## Directions
Copy every entry word for word. Skip the pictures.

## Given data

═══

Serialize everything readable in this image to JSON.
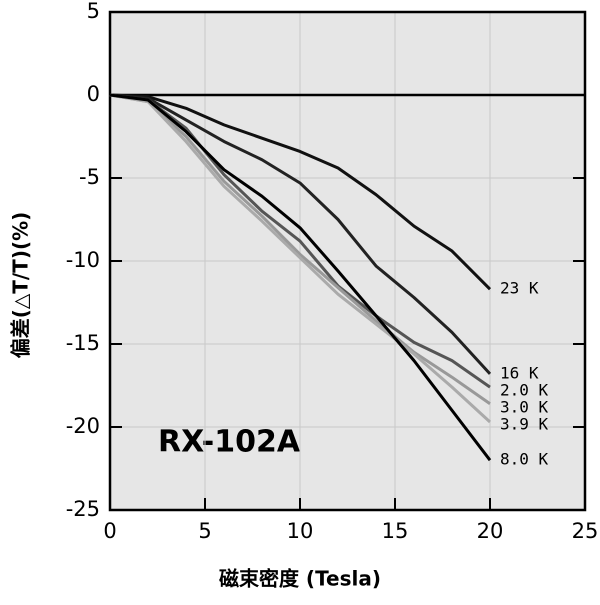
{
  "chart_data": {
    "type": "line",
    "x_label": "磁束密度 (Tesla)",
    "y_label": "偏差(△T/T)(%)",
    "annotation": "RX-102A",
    "xlim": [
      0,
      25
    ],
    "xticks": [
      0,
      5,
      10,
      15,
      20,
      25
    ],
    "ylim": [
      -25,
      5
    ],
    "yticks": [
      -25,
      -20,
      -15,
      -10,
      -5,
      0,
      5
    ],
    "grid": true,
    "x": [
      0,
      2,
      4,
      6,
      8,
      10,
      12,
      14,
      16,
      18,
      20
    ],
    "series": [
      {
        "name": "23 K",
        "color": "#111111",
        "values": [
          0,
          -0.1,
          -0.8,
          -1.8,
          -2.6,
          -3.4,
          -4.4,
          -6,
          -7.9,
          -9.4,
          -11.7
        ]
      },
      {
        "name": "16 K",
        "color": "#222222",
        "values": [
          0,
          -0.2,
          -1.5,
          -2.8,
          -3.9,
          -5.3,
          -7.5,
          -10.3,
          -12.2,
          -14.3,
          -16.8
        ]
      },
      {
        "name": "2.0 K",
        "color": "#555555",
        "values": [
          0,
          -0.3,
          -2,
          -4.8,
          -7,
          -8.8,
          -11.5,
          -13.3,
          -14.9,
          -16,
          -17.6
        ]
      },
      {
        "name": "3.0 K",
        "color": "#999999",
        "values": [
          0,
          -0.4,
          -2.5,
          -5.2,
          -7.3,
          -9.6,
          -11.6,
          -13.6,
          -15.5,
          -17,
          -18.6
        ]
      },
      {
        "name": "3.9 K",
        "color": "#aaaaaa",
        "values": [
          0,
          -0.4,
          -2.8,
          -5.5,
          -7.6,
          -9.8,
          -12,
          -13.8,
          -15.6,
          -17.6,
          -19.7
        ]
      },
      {
        "name": "8.0 K",
        "color": "#000000",
        "values": [
          0,
          -0.3,
          -2.2,
          -4.5,
          -6.1,
          -8,
          -10.6,
          -13.3,
          -16,
          -19,
          -22
        ]
      }
    ]
  }
}
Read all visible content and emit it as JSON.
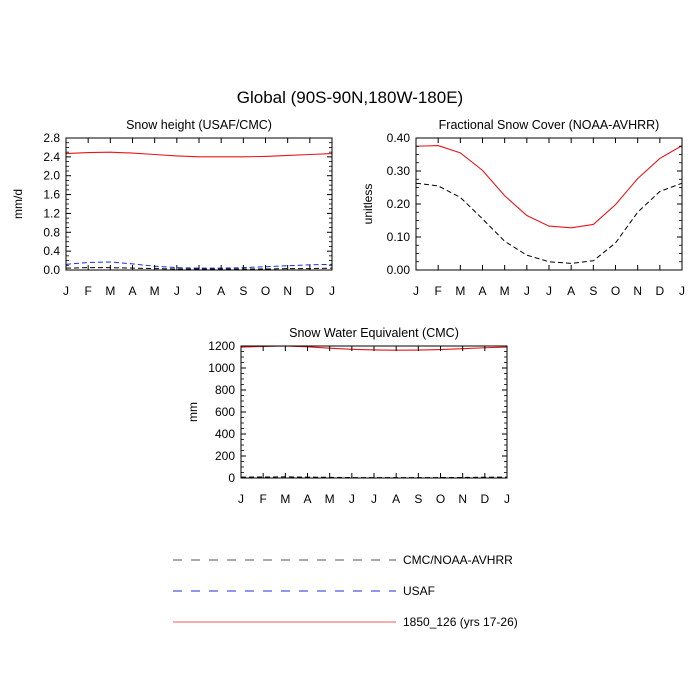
{
  "figure": {
    "title": "Global (90S-90N,180W-180E)"
  },
  "chart_data": [
    {
      "type": "line",
      "title": "Snow height (USAF/CMC)",
      "ylabel": "mm/d",
      "xlabel": "",
      "x": [
        "J",
        "F",
        "M",
        "A",
        "M",
        "J",
        "J",
        "A",
        "S",
        "O",
        "N",
        "D",
        "J"
      ],
      "ylim": [
        0,
        2.8
      ],
      "yticks": [
        "0.0",
        "0.4",
        "0.8",
        "1.2",
        "1.6",
        "2.0",
        "2.4",
        "2.8"
      ],
      "grid": false,
      "series": [
        {
          "name": "1850_126 (yrs 17-26)",
          "color": "#e8161b",
          "dash": "solid",
          "values": [
            2.47,
            2.49,
            2.5,
            2.48,
            2.45,
            2.42,
            2.4,
            2.4,
            2.4,
            2.41,
            2.43,
            2.45,
            2.47
          ]
        },
        {
          "name": "USAF",
          "color": "#1b2fd8",
          "dash": "dashed",
          "values": [
            0.12,
            0.16,
            0.17,
            0.13,
            0.08,
            0.05,
            0.04,
            0.04,
            0.05,
            0.07,
            0.09,
            0.11,
            0.12
          ]
        },
        {
          "name": "CMC/NOAA-AVHRR",
          "color": "#000000",
          "dash": "dashed",
          "values": [
            0.04,
            0.05,
            0.05,
            0.04,
            0.03,
            0.02,
            0.02,
            0.02,
            0.02,
            0.02,
            0.03,
            0.03,
            0.04
          ]
        }
      ]
    },
    {
      "type": "line",
      "title": "Fractional Snow Cover (NOAA-AVHRR)",
      "ylabel": "unitless",
      "xlabel": "",
      "x": [
        "J",
        "F",
        "M",
        "A",
        "M",
        "J",
        "J",
        "A",
        "S",
        "O",
        "N",
        "D",
        "J"
      ],
      "ylim": [
        0,
        0.4
      ],
      "yticks": [
        "0.00",
        "0.10",
        "0.20",
        "0.30",
        "0.40"
      ],
      "grid": false,
      "series": [
        {
          "name": "1850_126 (yrs 17-26)",
          "color": "#e8161b",
          "dash": "solid",
          "values": [
            0.375,
            0.377,
            0.355,
            0.302,
            0.225,
            0.165,
            0.133,
            0.128,
            0.138,
            0.198,
            0.277,
            0.338,
            0.377
          ]
        },
        {
          "name": "CMC/NOAA-AVHRR",
          "color": "#000000",
          "dash": "dashed",
          "values": [
            0.263,
            0.255,
            0.22,
            0.155,
            0.087,
            0.045,
            0.025,
            0.02,
            0.028,
            0.082,
            0.175,
            0.238,
            0.263
          ]
        }
      ]
    },
    {
      "type": "line",
      "title": "Snow Water Equivalent (CMC)",
      "ylabel": "mm",
      "xlabel": "",
      "x": [
        "J",
        "F",
        "M",
        "A",
        "M",
        "J",
        "J",
        "A",
        "S",
        "O",
        "N",
        "D",
        "J"
      ],
      "ylim": [
        0,
        1200
      ],
      "yticks": [
        "0",
        "200",
        "400",
        "600",
        "800",
        "1000",
        "1200"
      ],
      "grid": false,
      "series": [
        {
          "name": "1850_126 (yrs 17-26)",
          "color": "#e8161b",
          "dash": "solid",
          "values": [
            1190,
            1196,
            1200,
            1193,
            1180,
            1170,
            1164,
            1162,
            1163,
            1168,
            1176,
            1184,
            1190
          ]
        },
        {
          "name": "CMC/NOAA-AVHRR",
          "color": "#000000",
          "dash": "dashed",
          "values": [
            8,
            9,
            10,
            8,
            6,
            4,
            3,
            3,
            3,
            4,
            5,
            7,
            8
          ]
        }
      ]
    }
  ],
  "legend": [
    {
      "label": "CMC/NOAA-AVHRR",
      "color": "#555555",
      "dash": "dashed"
    },
    {
      "label": "USAF",
      "color": "#1b2fd8",
      "dash": "dashed"
    },
    {
      "label": "1850_126 (yrs 17-26)",
      "color": "#e8161b",
      "dash": "solid"
    }
  ]
}
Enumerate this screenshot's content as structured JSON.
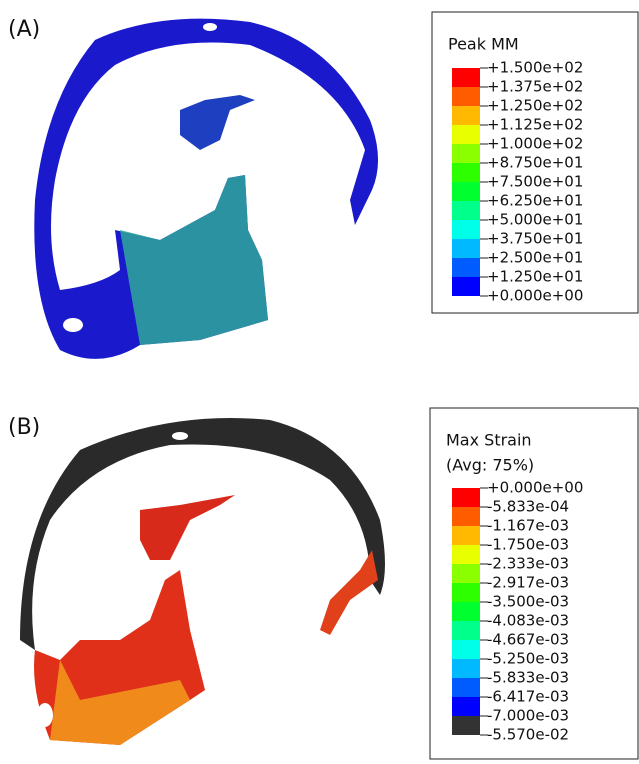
{
  "panels": [
    {
      "label": "(A)",
      "legend": {
        "title": [
          "Peak MM"
        ],
        "labels": [
          "+1.500e+02",
          "+1.375e+02",
          "+1.250e+02",
          "+1.125e+02",
          "+1.000e+02",
          "+8.750e+01",
          "+7.500e+01",
          "+6.250e+01",
          "+5.000e+01",
          "+3.750e+01",
          "+2.500e+01",
          "+1.250e+01",
          "+0.000e+00"
        ],
        "colors": [
          "#ff0000",
          "#ff5c00",
          "#ffb900",
          "#e8ff00",
          "#8bff00",
          "#2eff00",
          "#00ff2e",
          "#00ff8b",
          "#00ffe8",
          "#00b9ff",
          "#005cff",
          "#0000ff"
        ]
      }
    },
    {
      "label": "(B)",
      "legend": {
        "title": [
          "Max Strain",
          "(Avg: 75%)"
        ],
        "labels": [
          "+0.000e+00",
          "-5.833e-04",
          "-1.167e-03",
          "-1.750e-03",
          "-2.333e-03",
          "-2.917e-03",
          "-3.500e-03",
          "-4.083e-03",
          "-4.667e-03",
          "-5.250e-03",
          "-5.833e-03",
          "-6.417e-03",
          "-7.000e-03",
          "-5.570e-02"
        ],
        "colors": [
          "#ff0000",
          "#ff5c00",
          "#ffb900",
          "#e8ff00",
          "#8bff00",
          "#2eff00",
          "#00ff2e",
          "#00ff8b",
          "#00ffe8",
          "#00b9ff",
          "#005cff",
          "#0000ff",
          "#333333"
        ]
      }
    }
  ]
}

═══

## Full response
Serialize everything readable in this image to JSON.
{
  "chart_data": {
    "type": "line",
    "x_label": "磁束密度 (Tesla)",
    "y_label": "偏差(△T/T)(%)",
    "annotation": "RX-102A",
    "xlim": [
      0,
      25
    ],
    "xticks": [
      0,
      5,
      10,
      15,
      20,
      25
    ],
    "ylim": [
      -25,
      5
    ],
    "yticks": [
      -25,
      -20,
      -15,
      -10,
      -5,
      0,
      5
    ],
    "grid": true,
    "x": [
      0,
      2,
      4,
      6,
      8,
      10,
      12,
      14,
      16,
      18,
      20
    ],
    "series": [
      {
        "name": "23 K",
        "color": "#111111",
        "values": [
          0,
          -0.1,
          -0.8,
          -1.8,
          -2.6,
          -3.4,
          -4.4,
          -6,
          -7.9,
          -9.4,
          -11.7
        ]
      },
      {
        "name": "16 K",
        "color": "#222222",
        "values": [
          0,
          -0.2,
          -1.5,
          -2.8,
          -3.9,
          -5.3,
          -7.5,
          -10.3,
          -12.2,
          -14.3,
          -16.8
        ]
      },
      {
        "name": "2.0 K",
        "color": "#555555",
        "values": [
          0,
          -0.3,
          -2,
          -4.8,
          -7,
          -8.8,
          -11.5,
          -13.3,
          -14.9,
          -16,
          -17.6
        ]
      },
      {
        "name": "3.0 K",
        "color": "#999999",
        "values": [
          0,
          -0.4,
          -2.5,
          -5.2,
          -7.3,
          -9.6,
          -11.6,
          -13.6,
          -15.5,
          -17,
          -18.6
        ]
      },
      {
        "name": "3.9 K",
        "color": "#aaaaaa",
        "values": [
          0,
          -0.4,
          -2.8,
          -5.5,
          -7.6,
          -9.8,
          -12,
          -13.8,
          -15.6,
          -17.6,
          -19.7
        ]
      },
      {
        "name": "8.0 K",
        "color": "#000000",
        "values": [
          0,
          -0.3,
          -2.2,
          -4.5,
          -6.1,
          -8,
          -10.6,
          -13.3,
          -16,
          -19,
          -22
        ]
      }
    ]
  }
}
Read all visible content and emit it as JSON.
{
  "figure": {
    "title": "Global (90S-90N,180W-180E)"
  },
  "chart_data": [
    {
      "type": "line",
      "title": "Snow height (USAF/CMC)",
      "ylabel": "mm/d",
      "xlabel": "",
      "x": [
        "J",
        "F",
        "M",
        "A",
        "M",
        "J",
        "J",
        "A",
        "S",
        "O",
        "N",
        "D",
        "J"
      ],
      "ylim": [
        0,
        2.8
      ],
      "yticks": [
        "0.0",
        "0.4",
        "0.8",
        "1.2",
        "1.6",
        "2.0",
        "2.4",
        "2.8"
      ],
      "grid": false,
      "series": [
        {
          "name": "1850_126 (yrs 17-26)",
          "color": "#e8161b",
          "dash": "solid",
          "values": [
            2.47,
            2.49,
            2.5,
            2.48,
            2.45,
            2.42,
            2.4,
            2.4,
            2.4,
            2.41,
            2.43,
            2.45,
            2.47
          ]
        },
        {
          "name": "USAF",
          "color": "#1b2fd8",
          "dash": "dashed",
          "values": [
            0.12,
            0.16,
            0.17,
            0.13,
            0.08,
            0.05,
            0.04,
            0.04,
            0.05,
            0.07,
            0.09,
            0.11,
            0.12
          ]
        },
        {
          "name": "CMC/NOAA-AVHRR",
          "color": "#000000",
          "dash": "dashed",
          "values": [
            0.04,
            0.05,
            0.05,
            0.04,
            0.03,
            0.02,
            0.02,
            0.02,
            0.02,
            0.02,
            0.03,
            0.03,
            0.04
          ]
        }
      ]
    },
    {
      "type": "line",
      "title": "Fractional Snow Cover (NOAA-AVHRR)",
      "ylabel": "unitless",
      "xlabel": "",
      "x": [
        "J",
        "F",
        "M",
        "A",
        "M",
        "J",
        "J",
        "A",
        "S",
        "O",
        "N",
        "D",
        "J"
      ],
      "ylim": [
        0,
        0.4
      ],
      "yticks": [
        "0.00",
        "0.10",
        "0.20",
        "0.30",
        "0.40"
      ],
      "grid": false,
      "series": [
        {
          "name": "1850_126 (yrs 17-26)",
          "color": "#e8161b",
          "dash": "solid",
          "values": [
            0.375,
            0.377,
            0.355,
            0.302,
            0.225,
            0.165,
            0.133,
            0.128,
            0.138,
            0.198,
            0.277,
            0.338,
            0.377
          ]
        },
        {
          "name": "CMC/NOAA-AVHRR",
          "color": "#000000",
          "dash": "dashed",
          "values": [
            0.263,
            0.255,
            0.22,
            0.155,
            0.087,
            0.045,
            0.025,
            0.02,
            0.028,
            0.082,
            0.175,
            0.238,
            0.263
          ]
        }
      ]
    },
    {
      "type": "line",
      "title": "Snow Water Equivalent (CMC)",
      "ylabel": "mm",
      "xlabel": "",
      "x": [
        "J",
        "F",
        "M",
        "A",
        "M",
        "J",
        "J",
        "A",
        "S",
        "O",
        "N",
        "D",
        "J"
      ],
      "ylim": [
        0,
        1200
      ],
      "yticks": [
        "0",
        "200",
        "400",
        "600",
        "800",
        "1000",
        "1200"
      ],
      "grid": false,
      "series": [
        {
          "name": "1850_126 (yrs 17-26)",
          "color": "#e8161b",
          "dash": "solid",
          "values": [
            1190,
            1196,
            1200,
            1193,
            1180,
            1170,
            1164,
            1162,
            1163,
            1168,
            1176,
            1184,
            1190
          ]
        },
        {
          "name": "CMC/NOAA-AVHRR",
          "color": "#000000",
          "dash": "dashed",
          "values": [
            8,
            9,
            10,
            8,
            6,
            4,
            3,
            3,
            3,
            4,
            5,
            7,
            8
          ]
        }
      ]
    }
  ],
  "legend": [
    {
      "label": "CMC/NOAA-AVHRR",
      "color": "#555555",
      "dash": "dashed"
    },
    {
      "label": "USAF",
      "color": "#1b2fd8",
      "dash": "dashed"
    },
    {
      "label": "1850_126 (yrs 17-26)",
      "color": "#e8161b",
      "dash": "solid"
    }
  ]
}
Enumerate this screenshot's content as structured JSON.
{
  "panels": [
    {
      "label": "(A)",
      "legend": {
        "title": [
          "Peak MM"
        ],
        "labels": [
          "+1.500e+02",
          "+1.375e+02",
          "+1.250e+02",
          "+1.125e+02",
          "+1.000e+02",
          "+8.750e+01",
          "+7.500e+01",
          "+6.250e+01",
          "+5.000e+01",
          "+3.750e+01",
          "+2.500e+01",
          "+1.250e+01",
          "+0.000e+00"
        ],
        "colors": [
          "#ff0000",
          "#ff5c00",
          "#ffb900",
          "#e8ff00",
          "#8bff00",
          "#2eff00",
          "#00ff2e",
          "#00ff8b",
          "#00ffe8",
          "#00b9ff",
          "#005cff",
          "#0000ff"
        ]
      }
    },
    {
      "label": "(B)",
      "legend": {
        "title": [
          "Max Strain",
          "(Avg: 75%)"
        ],
        "labels": [
          "+0.000e+00",
          "-5.833e-04",
          "-1.167e-03",
          "-1.750e-03",
          "-2.333e-03",
          "-2.917e-03",
          "-3.500e-03",
          "-4.083e-03",
          "-4.667e-03",
          "-5.250e-03",
          "-5.833e-03",
          "-6.417e-03",
          "-7.000e-03",
          "-5.570e-02"
        ],
        "colors": [
          "#ff0000",
          "#ff5c00",
          "#ffb900",
          "#e8ff00",
          "#8bff00",
          "#2eff00",
          "#00ff2e",
          "#00ff8b",
          "#00ffe8",
          "#00b9ff",
          "#005cff",
          "#0000ff",
          "#333333"
        ]
      }
    }
  ]
}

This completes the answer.